■ **Exercise directions**
Only a number is wanted: how many lines of the entries include the string "name"?
++++++++
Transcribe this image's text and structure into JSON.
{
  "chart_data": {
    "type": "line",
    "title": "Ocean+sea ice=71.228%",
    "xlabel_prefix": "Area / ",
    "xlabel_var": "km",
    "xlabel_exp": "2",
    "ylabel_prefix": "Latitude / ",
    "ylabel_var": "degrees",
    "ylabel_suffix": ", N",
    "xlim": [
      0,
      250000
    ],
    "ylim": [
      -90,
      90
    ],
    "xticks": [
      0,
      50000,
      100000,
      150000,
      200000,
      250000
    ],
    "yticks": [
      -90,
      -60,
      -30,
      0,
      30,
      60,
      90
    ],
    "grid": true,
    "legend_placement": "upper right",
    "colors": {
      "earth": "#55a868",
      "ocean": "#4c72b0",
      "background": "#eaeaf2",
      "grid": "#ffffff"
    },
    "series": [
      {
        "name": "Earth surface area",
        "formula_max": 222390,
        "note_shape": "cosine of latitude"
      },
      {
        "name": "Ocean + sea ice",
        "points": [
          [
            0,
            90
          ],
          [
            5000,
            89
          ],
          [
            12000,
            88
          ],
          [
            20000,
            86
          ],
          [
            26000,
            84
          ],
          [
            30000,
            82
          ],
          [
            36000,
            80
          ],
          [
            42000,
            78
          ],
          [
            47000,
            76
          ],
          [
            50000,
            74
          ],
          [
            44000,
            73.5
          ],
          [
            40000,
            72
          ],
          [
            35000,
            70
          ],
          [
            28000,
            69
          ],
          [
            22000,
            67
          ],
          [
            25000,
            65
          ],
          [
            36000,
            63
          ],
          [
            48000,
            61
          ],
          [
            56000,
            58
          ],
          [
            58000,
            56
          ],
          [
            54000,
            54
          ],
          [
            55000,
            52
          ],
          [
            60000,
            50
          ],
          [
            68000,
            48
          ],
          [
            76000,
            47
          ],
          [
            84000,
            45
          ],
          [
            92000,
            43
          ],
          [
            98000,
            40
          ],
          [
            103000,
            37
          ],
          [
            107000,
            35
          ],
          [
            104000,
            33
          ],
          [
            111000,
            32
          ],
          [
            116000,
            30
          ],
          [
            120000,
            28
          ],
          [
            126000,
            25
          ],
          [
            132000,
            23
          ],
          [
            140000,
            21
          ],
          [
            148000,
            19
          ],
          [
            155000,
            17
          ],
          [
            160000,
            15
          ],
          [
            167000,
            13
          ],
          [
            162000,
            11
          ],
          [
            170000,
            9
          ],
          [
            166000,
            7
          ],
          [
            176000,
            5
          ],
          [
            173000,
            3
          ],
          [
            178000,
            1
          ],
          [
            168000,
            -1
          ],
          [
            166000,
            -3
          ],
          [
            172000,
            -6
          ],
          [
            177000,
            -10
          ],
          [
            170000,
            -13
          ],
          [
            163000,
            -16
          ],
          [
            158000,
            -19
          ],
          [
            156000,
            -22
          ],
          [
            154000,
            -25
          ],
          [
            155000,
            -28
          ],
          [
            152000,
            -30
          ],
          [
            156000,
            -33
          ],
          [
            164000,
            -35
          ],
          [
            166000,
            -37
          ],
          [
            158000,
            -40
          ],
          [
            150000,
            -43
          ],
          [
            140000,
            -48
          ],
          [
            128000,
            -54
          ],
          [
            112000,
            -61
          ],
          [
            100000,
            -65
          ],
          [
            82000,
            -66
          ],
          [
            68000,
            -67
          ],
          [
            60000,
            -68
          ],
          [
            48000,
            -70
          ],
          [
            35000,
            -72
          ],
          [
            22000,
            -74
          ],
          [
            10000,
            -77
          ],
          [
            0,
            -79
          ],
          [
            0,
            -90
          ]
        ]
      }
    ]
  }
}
++++++++
■ **Response to the exercise**
2